REQUIREMENTS:
Word for word, restate every line of the material.

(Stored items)
◇ ◇ ◇ ◇

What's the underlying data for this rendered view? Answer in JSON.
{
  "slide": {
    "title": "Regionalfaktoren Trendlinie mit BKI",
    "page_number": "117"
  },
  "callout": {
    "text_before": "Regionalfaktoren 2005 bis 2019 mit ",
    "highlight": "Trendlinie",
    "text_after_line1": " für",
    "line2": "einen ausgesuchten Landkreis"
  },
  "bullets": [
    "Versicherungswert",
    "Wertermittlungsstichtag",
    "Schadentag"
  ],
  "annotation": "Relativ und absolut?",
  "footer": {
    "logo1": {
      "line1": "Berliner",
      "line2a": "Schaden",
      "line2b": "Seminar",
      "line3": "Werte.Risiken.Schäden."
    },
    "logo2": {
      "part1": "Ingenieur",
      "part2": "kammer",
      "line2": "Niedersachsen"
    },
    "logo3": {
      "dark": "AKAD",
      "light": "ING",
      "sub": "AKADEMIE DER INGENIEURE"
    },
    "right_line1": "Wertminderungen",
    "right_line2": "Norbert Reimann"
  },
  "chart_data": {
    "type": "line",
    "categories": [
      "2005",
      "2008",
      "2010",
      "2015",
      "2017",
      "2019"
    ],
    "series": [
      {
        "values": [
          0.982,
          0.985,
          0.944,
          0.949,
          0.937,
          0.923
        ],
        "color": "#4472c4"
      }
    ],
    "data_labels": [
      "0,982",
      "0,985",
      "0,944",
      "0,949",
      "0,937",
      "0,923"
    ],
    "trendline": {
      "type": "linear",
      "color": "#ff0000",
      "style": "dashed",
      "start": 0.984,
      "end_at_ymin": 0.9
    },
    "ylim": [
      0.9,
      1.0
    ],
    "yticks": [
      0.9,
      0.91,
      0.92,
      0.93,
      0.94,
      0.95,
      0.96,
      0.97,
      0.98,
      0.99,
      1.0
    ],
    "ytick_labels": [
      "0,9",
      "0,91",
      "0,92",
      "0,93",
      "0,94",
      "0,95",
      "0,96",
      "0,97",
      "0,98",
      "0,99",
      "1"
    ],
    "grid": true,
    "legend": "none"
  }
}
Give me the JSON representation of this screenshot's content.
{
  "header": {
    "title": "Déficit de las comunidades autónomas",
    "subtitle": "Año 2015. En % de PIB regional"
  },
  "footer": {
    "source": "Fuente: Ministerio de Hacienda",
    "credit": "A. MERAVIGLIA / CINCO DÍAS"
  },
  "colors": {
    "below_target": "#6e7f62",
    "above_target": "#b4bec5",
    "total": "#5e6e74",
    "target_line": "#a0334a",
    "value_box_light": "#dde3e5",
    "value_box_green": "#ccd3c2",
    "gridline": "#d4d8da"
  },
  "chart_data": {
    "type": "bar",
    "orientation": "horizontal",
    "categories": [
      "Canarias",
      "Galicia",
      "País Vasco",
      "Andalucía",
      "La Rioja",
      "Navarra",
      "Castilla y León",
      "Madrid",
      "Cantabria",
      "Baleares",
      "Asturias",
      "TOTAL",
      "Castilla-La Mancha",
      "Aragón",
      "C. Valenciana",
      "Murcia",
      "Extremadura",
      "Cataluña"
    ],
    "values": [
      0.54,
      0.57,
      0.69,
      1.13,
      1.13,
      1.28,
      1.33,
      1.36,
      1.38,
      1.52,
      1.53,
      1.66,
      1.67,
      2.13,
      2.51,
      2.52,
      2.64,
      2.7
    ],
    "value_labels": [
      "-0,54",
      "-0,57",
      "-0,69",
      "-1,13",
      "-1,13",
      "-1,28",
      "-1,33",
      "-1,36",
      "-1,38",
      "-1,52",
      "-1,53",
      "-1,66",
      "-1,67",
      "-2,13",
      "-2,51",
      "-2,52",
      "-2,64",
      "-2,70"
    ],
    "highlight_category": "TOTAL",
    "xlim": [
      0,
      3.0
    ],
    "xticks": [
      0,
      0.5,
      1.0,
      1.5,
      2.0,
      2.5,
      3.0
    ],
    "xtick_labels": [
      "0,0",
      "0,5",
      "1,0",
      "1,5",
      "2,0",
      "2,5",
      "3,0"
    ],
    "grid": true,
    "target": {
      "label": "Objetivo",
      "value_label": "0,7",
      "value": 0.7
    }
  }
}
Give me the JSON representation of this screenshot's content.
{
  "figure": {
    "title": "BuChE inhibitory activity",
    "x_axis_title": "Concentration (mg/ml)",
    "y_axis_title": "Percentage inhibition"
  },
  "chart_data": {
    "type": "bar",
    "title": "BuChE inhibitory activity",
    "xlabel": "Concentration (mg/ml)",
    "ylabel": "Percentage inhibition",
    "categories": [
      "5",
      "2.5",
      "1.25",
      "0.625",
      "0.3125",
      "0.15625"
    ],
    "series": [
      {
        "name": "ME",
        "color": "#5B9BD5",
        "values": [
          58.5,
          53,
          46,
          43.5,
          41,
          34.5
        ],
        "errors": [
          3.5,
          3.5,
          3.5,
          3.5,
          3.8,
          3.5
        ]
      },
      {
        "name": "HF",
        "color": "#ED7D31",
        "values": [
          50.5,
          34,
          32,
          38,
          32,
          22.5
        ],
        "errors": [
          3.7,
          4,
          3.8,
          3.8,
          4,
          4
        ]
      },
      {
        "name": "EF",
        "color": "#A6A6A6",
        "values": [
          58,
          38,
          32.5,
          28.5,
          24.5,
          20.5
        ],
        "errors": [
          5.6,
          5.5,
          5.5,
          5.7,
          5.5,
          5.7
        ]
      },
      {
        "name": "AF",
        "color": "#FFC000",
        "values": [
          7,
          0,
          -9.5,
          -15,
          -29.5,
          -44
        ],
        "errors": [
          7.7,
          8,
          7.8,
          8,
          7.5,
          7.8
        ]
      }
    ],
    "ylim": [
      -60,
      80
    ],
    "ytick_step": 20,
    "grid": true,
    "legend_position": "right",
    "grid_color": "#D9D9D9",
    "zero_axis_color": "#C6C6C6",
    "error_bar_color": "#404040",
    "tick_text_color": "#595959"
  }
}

◇ ◇ ◇ ◇

TASK ANSWER:
What's the underlying data for this rendered view? Answer in JSON.
{
  "slide": {
    "title": "Regionalfaktoren Trendlinie mit BKI",
    "page_number": "117"
  },
  "callout": {
    "text_before": "Regionalfaktoren 2005 bis 2019 mit ",
    "highlight": "Trendlinie",
    "text_after_line1": " für",
    "line2": "einen ausgesuchten Landkreis"
  },
  "bullets": [
    "Versicherungswert",
    "Wertermittlungsstichtag",
    "Schadentag"
  ],
  "annotation": "Relativ und absolut?",
  "footer": {
    "logo1": {
      "line1": "Berliner",
      "line2a": "Schaden",
      "line2b": "Seminar",
      "line3": "Werte.Risiken.Schäden."
    },
    "logo2": {
      "part1": "Ingenieur",
      "part2": "kammer",
      "line2": "Niedersachsen"
    },
    "logo3": {
      "dark": "AKAD",
      "light": "ING",
      "sub": "AKADEMIE DER INGENIEURE"
    },
    "right_line1": "Wertminderungen",
    "right_line2": "Norbert Reimann"
  },
  "chart_data": {
    "type": "line",
    "categories": [
      "2005",
      "2008",
      "2010",
      "2015",
      "2017",
      "2019"
    ],
    "series": [
      {
        "values": [
          0.982,
          0.985,
          0.944,
          0.949,
          0.937,
          0.923
        ],
        "color": "#4472c4"
      }
    ],
    "data_labels": [
      "0,982",
      "0,985",
      "0,944",
      "0,949",
      "0,937",
      "0,923"
    ],
    "trendline": {
      "type": "linear",
      "color": "#ff0000",
      "style": "dashed",
      "start": 0.984,
      "end_at_ymin": 0.9
    },
    "ylim": [
      0.9,
      1.0
    ],
    "yticks": [
      0.9,
      0.91,
      0.92,
      0.93,
      0.94,
      0.95,
      0.96,
      0.97,
      0.98,
      0.99,
      1.0
    ],
    "ytick_labels": [
      "0,9",
      "0,91",
      "0,92",
      "0,93",
      "0,94",
      "0,95",
      "0,96",
      "0,97",
      "0,98",
      "0,99",
      "1"
    ],
    "grid": true,
    "legend": "none"
  }
}
Give me the JSON representation of this screenshot's content.
{
  "header": {
    "title": "Déficit de las comunidades autónomas",
    "subtitle": "Año 2015. En % de PIB regional"
  },
  "footer": {
    "source": "Fuente: Ministerio de Hacienda",
    "credit": "A. MERAVIGLIA / CINCO DÍAS"
  },
  "colors": {
    "below_target": "#6e7f62",
    "above_target": "#b4bec5",
    "total": "#5e6e74",
    "target_line": "#a0334a",
    "value_box_light": "#dde3e5",
    "value_box_green": "#ccd3c2",
    "gridline": "#d4d8da"
  },
  "chart_data": {
    "type": "bar",
    "orientation": "horizontal",
    "categories": [
      "Canarias",
      "Galicia",
      "País Vasco",
      "Andalucía",
      "La Rioja",
      "Navarra",
      "Castilla y León",
      "Madrid",
      "Cantabria",
      "Baleares",
      "Asturias",
      "TOTAL",
      "Castilla-La Mancha",
      "Aragón",
      "C. Valenciana",
      "Murcia",
      "Extremadura",
      "Cataluña"
    ],
    "values": [
      0.54,
      0.57,
      0.69,
      1.13,
      1.13,
      1.28,
      1.33,
      1.36,
      1.38,
      1.52,
      1.53,
      1.66,
      1.67,
      2.13,
      2.51,
      2.52,
      2.64,
      2.7
    ],
    "value_labels": [
      "-0,54",
      "-0,57",
      "-0,69",
      "-1,13",
      "-1,13",
      "-1,28",
      "-1,33",
      "-1,36",
      "-1,38",
      "-1,52",
      "-1,53",
      "-1,66",
      "-1,67",
      "-2,13",
      "-2,51",
      "-2,52",
      "-2,64",
      "-2,70"
    ],
    "highlight_category": "TOTAL",
    "xlim": [
      0,
      3.0
    ],
    "xticks": [
      0,
      0.5,
      1.0,
      1.5,
      2.0,
      2.5,
      3.0
    ],
    "xtick_labels": [
      "0,0",
      "0,5",
      "1,0",
      "1,5",
      "2,0",
      "2,5",
      "3,0"
    ],
    "grid": true,
    "target": {
      "label": "Objetivo",
      "value_label": "0,7",
      "value": 0.7
    }
  }
}
Give me the JSON representation of this screenshot's content.
{
  "figure": {
    "title": "BuChE inhibitory activity",
    "x_axis_title": "Concentration (mg/ml)",
    "y_axis_title": "Percentage inhibition"
  },
  "chart_data": {
    "type": "bar",
    "title": "BuChE inhibitory activity",
    "xlabel": "Concentration (mg/ml)",
    "ylabel": "Percentage inhibition",
    "categories": [
      "5",
      "2.5",
      "1.25",
      "0.625",
      "0.3125",
      "0.15625"
    ],
    "series": [
      {
        "name": "ME",
        "color": "#5B9BD5",
        "values": [
          58.5,
          53,
          46,
          43.5,
          41,
          34.5
        ],
        "errors": [
          3.5,
          3.5,
          3.5,
          3.5,
          3.8,
          3.5
        ]
      },
      {
        "name": "HF",
        "color": "#ED7D31",
        "values": [
          50.5,
          34,
          32,
          38,
          32,
          22.5
        ],
        "errors": [
          3.7,
          4,
          3.8,
          3.8,
          4,
          4
        ]
      },
      {
        "name": "EF",
        "color": "#A6A6A6",
        "values": [
          58,
          38,
          32.5,
          28.5,
          24.5,
          20.5
        ],
        "errors": [
          5.6,
          5.5,
          5.5,
          5.7,
          5.5,
          5.7
        ]
      },
      {
        "name": "AF",
        "color": "#FFC000",
        "values": [
          7,
          0,
          -9.5,
          -15,
          -29.5,
          -44
        ],
        "errors": [
          7.7,
          8,
          7.8,
          8,
          7.5,
          7.8
        ]
      }
    ],
    "ylim": [
      -60,
      80
    ],
    "ytick_step": 20,
    "grid": true,
    "legend_position": "right",
    "grid_color": "#D9D9D9",
    "zero_axis_color": "#C6C6C6",
    "error_bar_color": "#404040",
    "tick_text_color": "#595959"
  }
}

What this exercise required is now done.